§ Set problem
Retype the whole listing, please, keeping every line exact and dropping the pictures.

>>>>

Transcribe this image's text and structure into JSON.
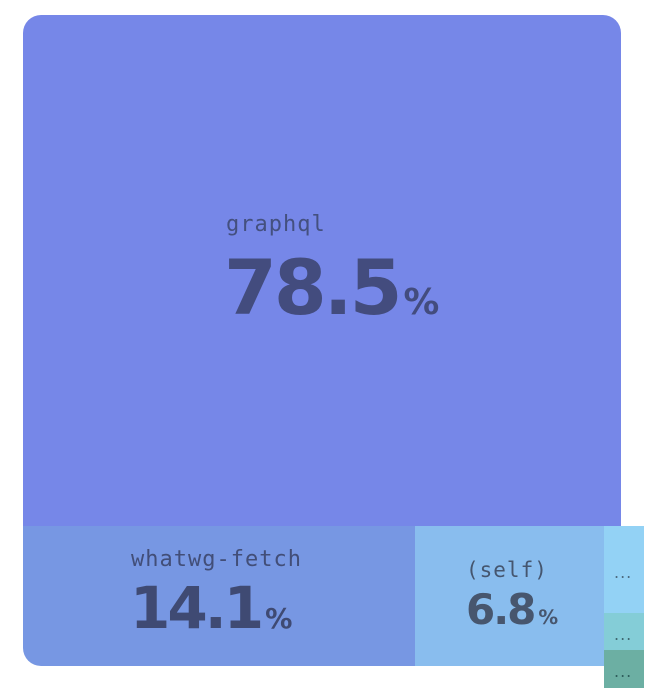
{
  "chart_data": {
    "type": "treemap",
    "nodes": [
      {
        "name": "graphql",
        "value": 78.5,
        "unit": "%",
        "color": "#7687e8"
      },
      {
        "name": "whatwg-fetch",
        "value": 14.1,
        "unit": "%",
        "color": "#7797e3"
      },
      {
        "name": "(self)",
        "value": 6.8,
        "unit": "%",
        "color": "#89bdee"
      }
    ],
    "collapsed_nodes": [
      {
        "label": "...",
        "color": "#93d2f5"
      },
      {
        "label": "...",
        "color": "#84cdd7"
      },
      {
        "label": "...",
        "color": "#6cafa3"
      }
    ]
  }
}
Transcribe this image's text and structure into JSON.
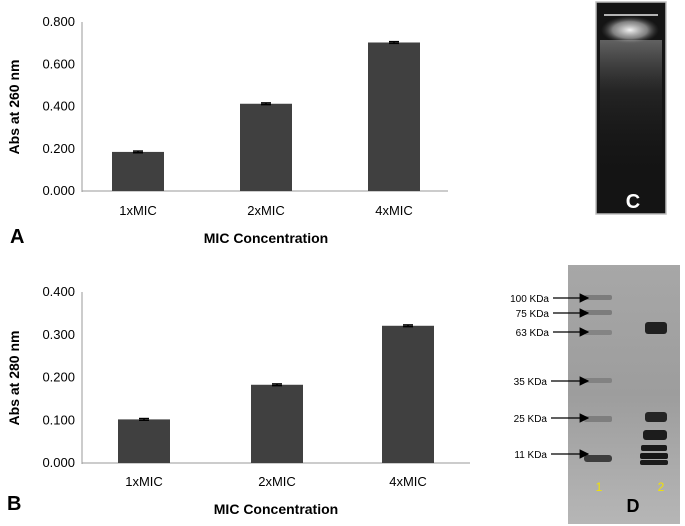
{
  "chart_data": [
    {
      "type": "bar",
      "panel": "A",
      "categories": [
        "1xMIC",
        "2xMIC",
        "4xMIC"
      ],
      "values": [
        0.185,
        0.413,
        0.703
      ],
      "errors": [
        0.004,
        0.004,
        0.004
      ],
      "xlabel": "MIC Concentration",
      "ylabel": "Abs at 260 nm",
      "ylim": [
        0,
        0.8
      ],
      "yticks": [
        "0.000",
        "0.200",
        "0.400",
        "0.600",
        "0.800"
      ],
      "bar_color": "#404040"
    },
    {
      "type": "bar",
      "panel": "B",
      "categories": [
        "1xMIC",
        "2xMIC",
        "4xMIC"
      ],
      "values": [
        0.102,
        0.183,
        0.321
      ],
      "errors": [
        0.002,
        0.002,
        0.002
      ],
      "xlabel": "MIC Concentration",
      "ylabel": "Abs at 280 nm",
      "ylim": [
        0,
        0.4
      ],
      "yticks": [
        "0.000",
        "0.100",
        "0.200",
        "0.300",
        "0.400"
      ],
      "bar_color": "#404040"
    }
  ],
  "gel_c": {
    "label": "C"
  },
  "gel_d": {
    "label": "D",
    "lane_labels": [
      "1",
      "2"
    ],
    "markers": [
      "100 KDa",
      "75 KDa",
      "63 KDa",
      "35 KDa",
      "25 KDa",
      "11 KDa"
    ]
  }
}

<<<<

§ Result of the exercise
Transcribe this image's text and structure into JSON.
{
  "chart_data": {
    "type": "treemap",
    "nodes": [
      {
        "name": "graphql",
        "value": 78.5,
        "unit": "%",
        "color": "#7687e8"
      },
      {
        "name": "whatwg-fetch",
        "value": 14.1,
        "unit": "%",
        "color": "#7797e3"
      },
      {
        "name": "(self)",
        "value": 6.8,
        "unit": "%",
        "color": "#89bdee"
      }
    ],
    "collapsed_nodes": [
      {
        "label": "...",
        "color": "#93d2f5"
      },
      {
        "label": "...",
        "color": "#84cdd7"
      },
      {
        "label": "...",
        "color": "#6cafa3"
      }
    ]
  }
}
Transcribe this image's text and structure into JSON.
{
  "chart_data": [
    {
      "type": "bar",
      "panel": "A",
      "categories": [
        "1xMIC",
        "2xMIC",
        "4xMIC"
      ],
      "values": [
        0.185,
        0.413,
        0.703
      ],
      "errors": [
        0.004,
        0.004,
        0.004
      ],
      "xlabel": "MIC Concentration",
      "ylabel": "Abs at 260 nm",
      "ylim": [
        0,
        0.8
      ],
      "yticks": [
        "0.000",
        "0.200",
        "0.400",
        "0.600",
        "0.800"
      ],
      "bar_color": "#404040"
    },
    {
      "type": "bar",
      "panel": "B",
      "categories": [
        "1xMIC",
        "2xMIC",
        "4xMIC"
      ],
      "values": [
        0.102,
        0.183,
        0.321
      ],
      "errors": [
        0.002,
        0.002,
        0.002
      ],
      "xlabel": "MIC Concentration",
      "ylabel": "Abs at 280 nm",
      "ylim": [
        0,
        0.4
      ],
      "yticks": [
        "0.000",
        "0.100",
        "0.200",
        "0.300",
        "0.400"
      ],
      "bar_color": "#404040"
    }
  ],
  "gel_c": {
    "label": "C"
  },
  "gel_d": {
    "label": "D",
    "lane_labels": [
      "1",
      "2"
    ],
    "markers": [
      "100 KDa",
      "75 KDa",
      "63 KDa",
      "35 KDa",
      "25 KDa",
      "11 KDa"
    ]
  }
}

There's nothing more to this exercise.